◆ WHAT IS ASKED
Quote the full listing word for word.
BEGIN RAW RECORDS
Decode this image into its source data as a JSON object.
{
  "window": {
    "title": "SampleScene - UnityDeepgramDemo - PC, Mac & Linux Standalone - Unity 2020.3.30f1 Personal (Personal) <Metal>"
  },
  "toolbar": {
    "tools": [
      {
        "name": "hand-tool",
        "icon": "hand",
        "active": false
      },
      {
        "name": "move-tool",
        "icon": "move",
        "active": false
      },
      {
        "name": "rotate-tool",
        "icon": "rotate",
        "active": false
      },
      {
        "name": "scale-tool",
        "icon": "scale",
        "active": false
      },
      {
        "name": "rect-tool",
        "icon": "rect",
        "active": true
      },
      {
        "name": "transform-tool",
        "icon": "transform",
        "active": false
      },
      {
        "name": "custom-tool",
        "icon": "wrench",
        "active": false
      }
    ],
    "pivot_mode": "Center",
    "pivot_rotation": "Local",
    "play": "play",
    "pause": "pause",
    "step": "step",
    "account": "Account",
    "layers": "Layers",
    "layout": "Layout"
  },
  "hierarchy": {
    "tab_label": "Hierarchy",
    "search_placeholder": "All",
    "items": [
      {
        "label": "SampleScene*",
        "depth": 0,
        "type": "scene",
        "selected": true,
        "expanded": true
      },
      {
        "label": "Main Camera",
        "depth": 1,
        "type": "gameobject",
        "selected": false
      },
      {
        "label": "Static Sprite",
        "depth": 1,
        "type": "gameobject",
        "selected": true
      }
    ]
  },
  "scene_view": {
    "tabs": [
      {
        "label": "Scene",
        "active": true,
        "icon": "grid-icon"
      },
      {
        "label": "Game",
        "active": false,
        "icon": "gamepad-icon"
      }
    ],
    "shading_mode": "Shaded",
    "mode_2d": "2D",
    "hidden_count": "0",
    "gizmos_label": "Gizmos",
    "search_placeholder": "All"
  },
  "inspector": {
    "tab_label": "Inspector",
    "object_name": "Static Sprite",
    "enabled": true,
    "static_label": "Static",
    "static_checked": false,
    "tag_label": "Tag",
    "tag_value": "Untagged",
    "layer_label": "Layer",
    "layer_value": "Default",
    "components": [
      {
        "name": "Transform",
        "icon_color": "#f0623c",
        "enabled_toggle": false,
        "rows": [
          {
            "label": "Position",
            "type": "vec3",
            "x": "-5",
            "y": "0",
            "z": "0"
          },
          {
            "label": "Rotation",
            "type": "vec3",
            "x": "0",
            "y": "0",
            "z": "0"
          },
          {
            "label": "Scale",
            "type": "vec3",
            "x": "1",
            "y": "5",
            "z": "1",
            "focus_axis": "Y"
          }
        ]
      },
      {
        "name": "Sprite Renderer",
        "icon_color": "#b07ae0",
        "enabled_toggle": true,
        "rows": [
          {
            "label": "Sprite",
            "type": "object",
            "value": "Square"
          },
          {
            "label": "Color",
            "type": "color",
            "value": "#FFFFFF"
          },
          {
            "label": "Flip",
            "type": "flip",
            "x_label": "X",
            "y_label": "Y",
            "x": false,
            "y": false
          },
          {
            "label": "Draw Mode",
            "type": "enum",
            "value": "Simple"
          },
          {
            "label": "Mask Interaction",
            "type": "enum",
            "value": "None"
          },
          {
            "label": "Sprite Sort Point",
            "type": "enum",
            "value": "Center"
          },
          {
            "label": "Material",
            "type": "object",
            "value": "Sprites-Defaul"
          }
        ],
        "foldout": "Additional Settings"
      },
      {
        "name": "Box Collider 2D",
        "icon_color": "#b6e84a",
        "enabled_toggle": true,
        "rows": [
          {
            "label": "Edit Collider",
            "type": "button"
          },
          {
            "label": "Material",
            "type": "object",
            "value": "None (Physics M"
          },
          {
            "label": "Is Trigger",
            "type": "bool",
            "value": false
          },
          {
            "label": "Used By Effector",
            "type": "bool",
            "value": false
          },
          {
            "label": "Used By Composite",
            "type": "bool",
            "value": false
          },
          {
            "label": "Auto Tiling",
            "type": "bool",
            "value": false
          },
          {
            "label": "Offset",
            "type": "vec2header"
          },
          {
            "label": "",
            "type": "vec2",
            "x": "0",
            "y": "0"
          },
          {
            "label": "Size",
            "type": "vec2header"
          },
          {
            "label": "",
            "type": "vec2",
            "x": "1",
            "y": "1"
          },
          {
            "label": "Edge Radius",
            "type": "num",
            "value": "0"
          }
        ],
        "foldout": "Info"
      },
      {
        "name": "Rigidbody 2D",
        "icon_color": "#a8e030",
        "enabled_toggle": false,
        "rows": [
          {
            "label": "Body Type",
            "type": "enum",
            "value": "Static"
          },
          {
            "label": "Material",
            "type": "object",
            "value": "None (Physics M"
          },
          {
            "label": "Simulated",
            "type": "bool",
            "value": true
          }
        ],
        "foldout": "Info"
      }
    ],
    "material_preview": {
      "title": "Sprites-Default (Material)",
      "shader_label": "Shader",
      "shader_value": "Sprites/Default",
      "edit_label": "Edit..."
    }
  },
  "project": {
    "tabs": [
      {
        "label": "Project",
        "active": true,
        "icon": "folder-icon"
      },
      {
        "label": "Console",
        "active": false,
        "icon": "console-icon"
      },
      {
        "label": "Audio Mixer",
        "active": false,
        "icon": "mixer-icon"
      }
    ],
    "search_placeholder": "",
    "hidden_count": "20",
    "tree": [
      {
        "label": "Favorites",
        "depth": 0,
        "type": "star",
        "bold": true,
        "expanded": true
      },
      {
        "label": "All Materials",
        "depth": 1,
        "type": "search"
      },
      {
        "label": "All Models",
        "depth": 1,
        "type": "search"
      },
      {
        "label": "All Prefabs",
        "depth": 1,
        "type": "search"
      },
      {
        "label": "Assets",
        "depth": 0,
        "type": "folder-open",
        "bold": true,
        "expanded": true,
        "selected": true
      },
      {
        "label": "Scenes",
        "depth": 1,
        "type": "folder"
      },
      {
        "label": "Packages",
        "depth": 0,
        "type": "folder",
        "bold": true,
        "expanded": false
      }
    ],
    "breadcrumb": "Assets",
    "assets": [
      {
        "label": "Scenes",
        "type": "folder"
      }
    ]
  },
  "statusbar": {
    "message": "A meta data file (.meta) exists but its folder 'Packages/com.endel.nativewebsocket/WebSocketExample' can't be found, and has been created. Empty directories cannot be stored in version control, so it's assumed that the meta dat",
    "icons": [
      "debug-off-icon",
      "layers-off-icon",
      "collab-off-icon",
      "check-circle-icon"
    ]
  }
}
END RAW RECORDS
◆ WRITTEN ANSWER
Decode this image into its source data as a JSON object.
{
  "window": {
    "title": "SampleScene - UnityDeepgramDemo - PC, Mac & Linux Standalone - Unity 2020.3.30f1 Personal (Personal) <Metal>"
  },
  "toolbar": {
    "tools": [
      {
        "name": "hand-tool",
        "icon": "hand",
        "active": false
      },
      {
        "name": "move-tool",
        "icon": "move",
        "active": false
      },
      {
        "name": "rotate-tool",
        "icon": "rotate",
        "active": false
      },
      {
        "name": "scale-tool",
        "icon": "scale",
        "active": false
      },
      {
        "name": "rect-tool",
        "icon": "rect",
        "active": true
      },
      {
        "name": "transform-tool",
        "icon": "transform",
        "active": false
      },
      {
        "name": "custom-tool",
        "icon": "wrench",
        "active": false
      }
    ],
    "pivot_mode": "Center",
    "pivot_rotation": "Local",
    "play": "play",
    "pause": "pause",
    "step": "step",
    "account": "Account",
    "layers": "Layers",
    "layout": "Layout"
  },
  "hierarchy": {
    "tab_label": "Hierarchy",
    "search_placeholder": "All",
    "items": [
      {
        "label": "SampleScene*",
        "depth": 0,
        "type": "scene",
        "selected": true,
        "expanded": true
      },
      {
        "label": "Main Camera",
        "depth": 1,
        "type": "gameobject",
        "selected": false
      },
      {
        "label": "Static Sprite",
        "depth": 1,
        "type": "gameobject",
        "selected": true
      }
    ]
  },
  "scene_view": {
    "tabs": [
      {
        "label": "Scene",
        "active": true,
        "icon": "grid-icon"
      },
      {
        "label": "Game",
        "active": false,
        "icon": "gamepad-icon"
      }
    ],
    "shading_mode": "Shaded",
    "mode_2d": "2D",
    "hidden_count": "0",
    "gizmos_label": "Gizmos",
    "search_placeholder": "All"
  },
  "inspector": {
    "tab_label": "Inspector",
    "object_name": "Static Sprite",
    "enabled": true,
    "static_label": "Static",
    "static_checked": false,
    "tag_label": "Tag",
    "tag_value": "Untagged",
    "layer_label": "Layer",
    "layer_value": "Default",
    "components": [
      {
        "name": "Transform",
        "icon_color": "#f0623c",
        "enabled_toggle": false,
        "rows": [
          {
            "label": "Position",
            "type": "vec3",
            "x": "-5",
            "y": "0",
            "z": "0"
          },
          {
            "label": "Rotation",
            "type": "vec3",
            "x": "0",
            "y": "0",
            "z": "0"
          },
          {
            "label": "Scale",
            "type": "vec3",
            "x": "1",
            "y": "5",
            "z": "1",
            "focus_axis": "Y"
          }
        ]
      },
      {
        "name": "Sprite Renderer",
        "icon_color": "#b07ae0",
        "enabled_toggle": true,
        "rows": [
          {
            "label": "Sprite",
            "type": "object",
            "value": "Square"
          },
          {
            "label": "Color",
            "type": "color",
            "value": "#FFFFFF"
          },
          {
            "label": "Flip",
            "type": "flip",
            "x_label": "X",
            "y_label": "Y",
            "x": false,
            "y": false
          },
          {
            "label": "Draw Mode",
            "type": "enum",
            "value": "Simple"
          },
          {
            "label": "Mask Interaction",
            "type": "enum",
            "value": "None"
          },
          {
            "label": "Sprite Sort Point",
            "type": "enum",
            "value": "Center"
          },
          {
            "label": "Material",
            "type": "object",
            "value": "Sprites-Defaul"
          }
        ],
        "foldout": "Additional Settings"
      },
      {
        "name": "Box Collider 2D",
        "icon_color": "#b6e84a",
        "enabled_toggle": true,
        "rows": [
          {
            "label": "Edit Collider",
            "type": "button"
          },
          {
            "label": "Material",
            "type": "object",
            "value": "None (Physics M"
          },
          {
            "label": "Is Trigger",
            "type": "bool",
            "value": false
          },
          {
            "label": "Used By Effector",
            "type": "bool",
            "value": false
          },
          {
            "label": "Used By Composite",
            "type": "bool",
            "value": false
          },
          {
            "label": "Auto Tiling",
            "type": "bool",
            "value": false
          },
          {
            "label": "Offset",
            "type": "vec2header"
          },
          {
            "label": "",
            "type": "vec2",
            "x": "0",
            "y": "0"
          },
          {
            "label": "Size",
            "type": "vec2header"
          },
          {
            "label": "",
            "type": "vec2",
            "x": "1",
            "y": "1"
          },
          {
            "label": "Edge Radius",
            "type": "num",
            "value": "0"
          }
        ],
        "foldout": "Info"
      },
      {
        "name": "Rigidbody 2D",
        "icon_color": "#a8e030",
        "enabled_toggle": false,
        "rows": [
          {
            "label": "Body Type",
            "type": "enum",
            "value": "Static"
          },
          {
            "label": "Material",
            "type": "object",
            "value": "None (Physics M"
          },
          {
            "label": "Simulated",
            "type": "bool",
            "value": true
          }
        ],
        "foldout": "Info"
      }
    ],
    "material_preview": {
      "title": "Sprites-Default (Material)",
      "shader_label": "Shader",
      "shader_value": "Sprites/Default",
      "edit_label": "Edit..."
    }
  },
  "project": {
    "tabs": [
      {
        "label": "Project",
        "active": true,
        "icon": "folder-icon"
      },
      {
        "label": "Console",
        "active": false,
        "icon": "console-icon"
      },
      {
        "label": "Audio Mixer",
        "active": false,
        "icon": "mixer-icon"
      }
    ],
    "search_placeholder": "",
    "hidden_count": "20",
    "tree": [
      {
        "label": "Favorites",
        "depth": 0,
        "type": "star",
        "bold": true,
        "expanded": true
      },
      {
        "label": "All Materials",
        "depth": 1,
        "type": "search"
      },
      {
        "label": "All Models",
        "depth": 1,
        "type": "search"
      },
      {
        "label": "All Prefabs",
        "depth": 1,
        "type": "search"
      },
      {
        "label": "Assets",
        "depth": 0,
        "type": "folder-open",
        "bold": true,
        "expanded": true,
        "selected": true
      },
      {
        "label": "Scenes",
        "depth": 1,
        "type": "folder"
      },
      {
        "label": "Packages",
        "depth": 0,
        "type": "folder",
        "bold": true,
        "expanded": false
      }
    ],
    "breadcrumb": "Assets",
    "assets": [
      {
        "label": "Scenes",
        "type": "folder"
      }
    ]
  },
  "statusbar": {
    "message": "A meta data file (.meta) exists but its folder 'Packages/com.endel.nativewebsocket/WebSocketExample' can't be found, and has been created. Empty directories cannot be stored in version control, so it's assumed that the meta dat",
    "icons": [
      "debug-off-icon",
      "layers-off-icon",
      "collab-off-icon",
      "check-circle-icon"
    ]
  }
}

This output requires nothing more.